* **WHAT YOU ARE ASKED TO DO**: For this exercise, repeat all of the material verbatim apart from its images.

* **RECORDS SHOWN**:
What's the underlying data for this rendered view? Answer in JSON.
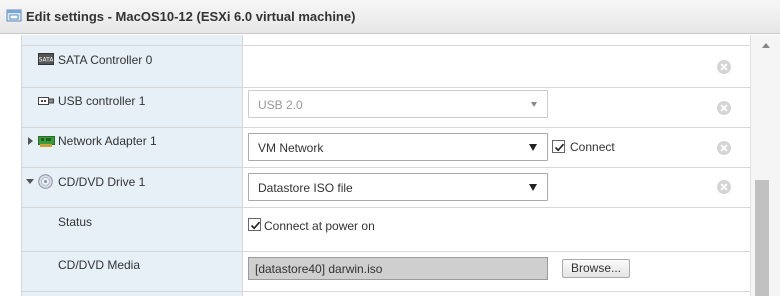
{
  "window": {
    "title": "Edit settings - MacOS10-12 (ESXi 6.0 virtual machine)"
  },
  "rows": [
    {
      "label": "SATA Controller 0",
      "icon": "sata-controller-icon"
    },
    {
      "label": "USB controller 1",
      "icon": "usb-icon",
      "select_value": "USB 2.0",
      "select_disabled": true
    },
    {
      "label": "Network Adapter 1",
      "icon": "network-adapter-icon",
      "expander": "collapsed",
      "select_value": "VM Network",
      "checkbox_label": "Connect",
      "checkbox_checked": true
    },
    {
      "label": "CD/DVD Drive 1",
      "icon": "cd-dvd-icon",
      "expander": "expanded",
      "select_value": "Datastore ISO file"
    },
    {
      "label": "Status",
      "checkbox_label": "Connect at power on",
      "checkbox_checked": true
    },
    {
      "label": "CD/DVD Media",
      "media_value": "[datastore40] darwin.iso",
      "browse_label": "Browse..."
    }
  ],
  "colors": {
    "label_column_bg": "#e7f0f7",
    "media_field_bg": "#cfcfcf"
  }
}
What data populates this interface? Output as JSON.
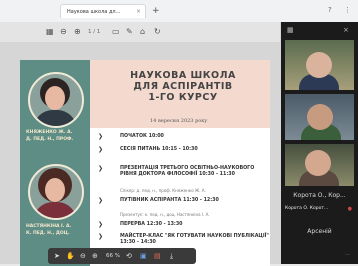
{
  "browser": {
    "tab_title": "Наукова школа дл...",
    "close_glyph": "×",
    "new_tab_glyph": "+",
    "controls": [
      "?",
      "⋮"
    ]
  },
  "viewer_toolbar": {
    "page_indicator": "1 / 1",
    "icons": [
      "grid-icon",
      "zoom-out-icon",
      "zoom-in-icon",
      "chat-icon",
      "annotate-icon",
      "rotate-icon"
    ]
  },
  "slide": {
    "title_line1": "НАУКОВА ШКОЛА",
    "title_line2": "ДЛЯ АСПІРАНТІВ",
    "title_line3": "1-ГО КУРСУ",
    "date": "14 вересня 2023 року",
    "speaker1_line1": "КНЯЖЕНКО Ж. А.",
    "speaker1_line2": "Д. ПЕД. Н., ПРОФ.",
    "speaker2_line1": "НАСТЯНКІНА І. А.",
    "speaker2_line2": "К. ПЕД. Н., ДОЦ.",
    "agenda": [
      {
        "text": "ПОЧАТОК 10:00",
        "note": ""
      },
      {
        "text": "СЕСІЯ ПИТАНЬ 10:15 - 10:30",
        "note": ""
      },
      {
        "text": "ПРЕЗЕНТАЦІЯ ТРЕТЬОГО ОСВІТНЬО-НАУКОВОГО РІВНЯ ДОКТОРА ФІЛОСОФІЇ 10:30 - 11:30",
        "note": "Спікер: д. пед. н., проф. Княженко Ж. А."
      },
      {
        "text": "ПУТІВНИК АСПІРАНТА 11:30 - 12:30",
        "note": "Презентує: к. пед. н., доц. Настянкіна І. А."
      },
      {
        "text": "ПЕРЕРВА 12:30 - 13:30",
        "note": ""
      },
      {
        "text": "МАЙСТЕР-КЛАС \"ЯК ГОТУВАТИ НАУКОВІ ПУБЛІКАЦІЇ\" 13:30 - 14:30",
        "note": ""
      }
    ]
  },
  "pdf_toolbar": {
    "zoom": "66 %",
    "icons": [
      "cursor-icon",
      "hand-icon",
      "zoom-out-icon",
      "zoom-in-icon",
      "fit-icon",
      "word-icon",
      "pdf-icon",
      "download-icon"
    ]
  },
  "video": {
    "participant_caption": "Корота О., Кор...",
    "small_caption": "Корота О. Корот...",
    "bottom_name": "Арсеній",
    "accent": "#c44a4a"
  }
}
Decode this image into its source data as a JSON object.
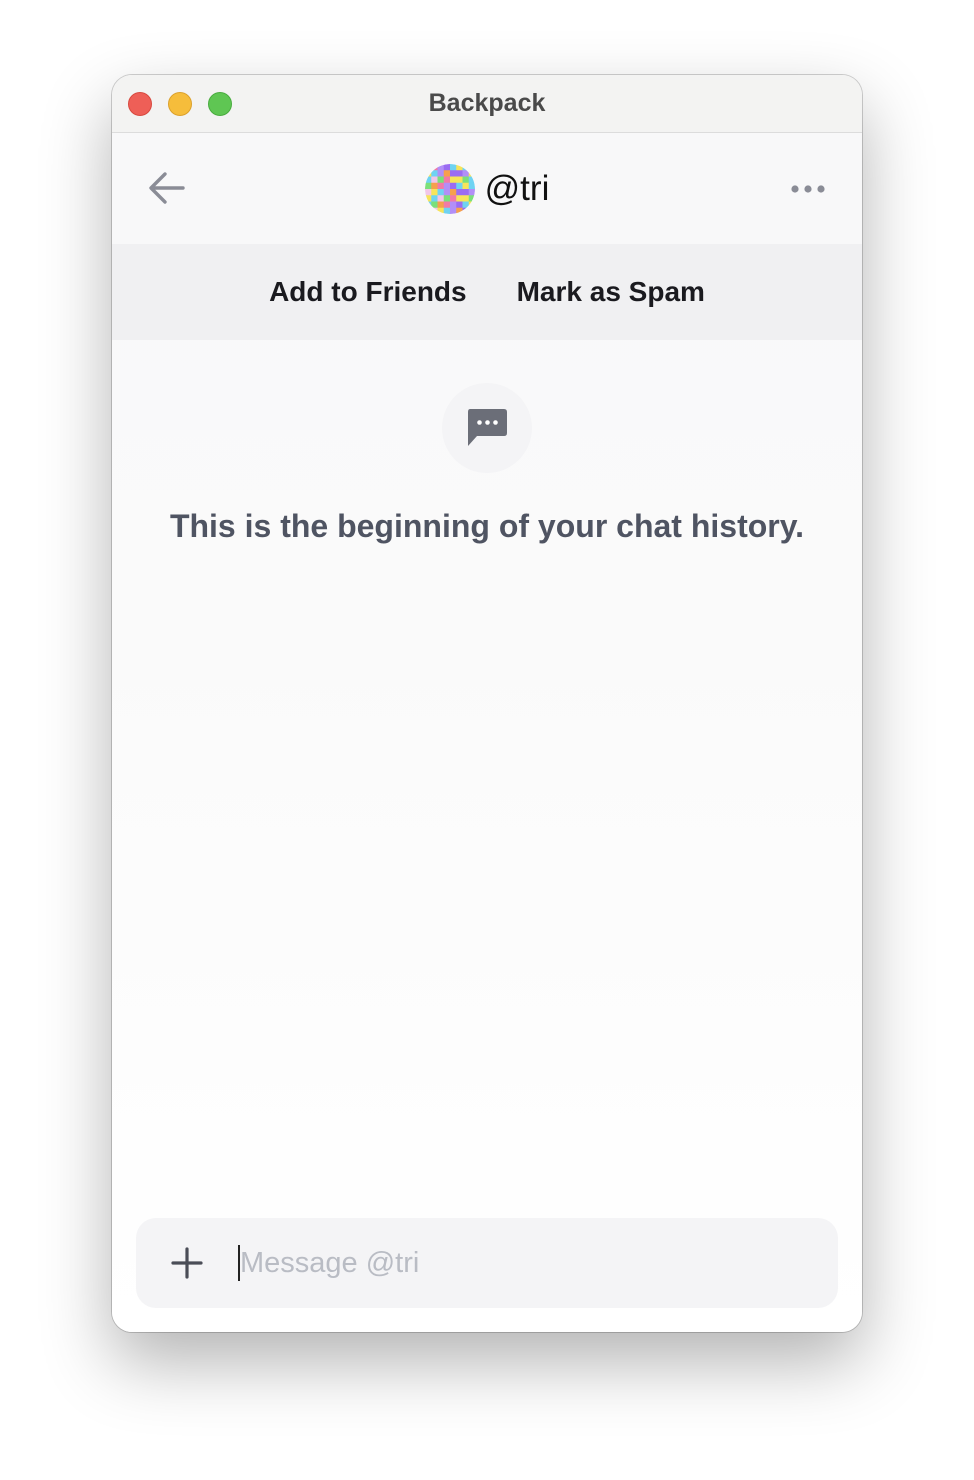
{
  "window": {
    "title": "Backpack"
  },
  "header": {
    "back_icon": "arrow-left-icon",
    "username": "@tri",
    "more_icon": "more-horizontal-icon"
  },
  "actions": {
    "add_friends_label": "Add to Friends",
    "mark_spam_label": "Mark as Spam"
  },
  "empty_state": {
    "icon": "chat-bubble-icon",
    "message": "This is the beginning of your chat history."
  },
  "composer": {
    "add_icon": "plus-icon",
    "placeholder": "Message @tri",
    "value": ""
  },
  "colors": {
    "traffic_red": "#ee5f57",
    "traffic_yellow": "#f6bd3b",
    "traffic_green": "#5fc653",
    "text_muted": "#4f5462",
    "icon_gray": "#6b6e78"
  }
}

* **EXERCISE RESULT**:
What's the underlying data for this rendered view? Answer in JSON.
{
  "window": {
    "title": "Edit settings - MacOS10-12 (ESXi 6.0 virtual machine)"
  },
  "rows": [
    {
      "label": "SATA Controller 0",
      "icon": "sata-controller-icon"
    },
    {
      "label": "USB controller 1",
      "icon": "usb-icon",
      "select_value": "USB 2.0",
      "select_disabled": true
    },
    {
      "label": "Network Adapter 1",
      "icon": "network-adapter-icon",
      "expander": "collapsed",
      "select_value": "VM Network",
      "checkbox_label": "Connect",
      "checkbox_checked": true
    },
    {
      "label": "CD/DVD Drive 1",
      "icon": "cd-dvd-icon",
      "expander": "expanded",
      "select_value": "Datastore ISO file"
    },
    {
      "label": "Status",
      "checkbox_label": "Connect at power on",
      "checkbox_checked": true
    },
    {
      "label": "CD/DVD Media",
      "media_value": "[datastore40] darwin.iso",
      "browse_label": "Browse..."
    }
  ],
  "colors": {
    "label_column_bg": "#e7f0f7",
    "media_field_bg": "#cfcfcf"
  }
}
What data populates this interface? Output as JSON.
{
  "browser": {
    "tab_title": "Наукова школа дл...",
    "close_glyph": "×",
    "new_tab_glyph": "+",
    "controls": [
      "?",
      "⋮"
    ]
  },
  "viewer_toolbar": {
    "page_indicator": "1 / 1",
    "icons": [
      "grid-icon",
      "zoom-out-icon",
      "zoom-in-icon",
      "chat-icon",
      "annotate-icon",
      "rotate-icon"
    ]
  },
  "slide": {
    "title_line1": "НАУКОВА ШКОЛА",
    "title_line2": "ДЛЯ АСПІРАНТІВ",
    "title_line3": "1-ГО КУРСУ",
    "date": "14 вересня 2023 року",
    "speaker1_line1": "КНЯЖЕНКО Ж. А.",
    "speaker1_line2": "Д. ПЕД. Н., ПРОФ.",
    "speaker2_line1": "НАСТЯНКІНА І. А.",
    "speaker2_line2": "К. ПЕД. Н., ДОЦ.",
    "agenda": [
      {
        "text": "ПОЧАТОК 10:00",
        "note": ""
      },
      {
        "text": "СЕСІЯ ПИТАНЬ 10:15 - 10:30",
        "note": ""
      },
      {
        "text": "ПРЕЗЕНТАЦІЯ ТРЕТЬОГО ОСВІТНЬО-НАУКОВОГО РІВНЯ ДОКТОРА ФІЛОСОФІЇ 10:30 - 11:30",
        "note": "Спікер: д. пед. н., проф. Княженко Ж. А."
      },
      {
        "text": "ПУТІВНИК АСПІРАНТА 11:30 - 12:30",
        "note": "Презентує: к. пед. н., доц. Настянкіна І. А."
      },
      {
        "text": "ПЕРЕРВА 12:30 - 13:30",
        "note": ""
      },
      {
        "text": "МАЙСТЕР-КЛАС \"ЯК ГОТУВАТИ НАУКОВІ ПУБЛІКАЦІЇ\" 13:30 - 14:30",
        "note": ""
      }
    ]
  },
  "pdf_toolbar": {
    "zoom": "66 %",
    "icons": [
      "cursor-icon",
      "hand-icon",
      "zoom-out-icon",
      "zoom-in-icon",
      "fit-icon",
      "word-icon",
      "pdf-icon",
      "download-icon"
    ]
  },
  "video": {
    "participant_caption": "Корота О., Кор...",
    "small_caption": "Корота О. Корот...",
    "bottom_name": "Арсеній",
    "accent": "#c44a4a"
  }
}
Decode this image into its source data as a JSON object.
{
  "window": {
    "title": "Backpack"
  },
  "header": {
    "back_icon": "arrow-left-icon",
    "username": "@tri",
    "more_icon": "more-horizontal-icon"
  },
  "actions": {
    "add_friends_label": "Add to Friends",
    "mark_spam_label": "Mark as Spam"
  },
  "empty_state": {
    "icon": "chat-bubble-icon",
    "message": "This is the beginning of your chat history."
  },
  "composer": {
    "add_icon": "plus-icon",
    "placeholder": "Message @tri",
    "value": ""
  },
  "colors": {
    "traffic_red": "#ee5f57",
    "traffic_yellow": "#f6bd3b",
    "traffic_green": "#5fc653",
    "text_muted": "#4f5462",
    "icon_gray": "#6b6e78"
  }
}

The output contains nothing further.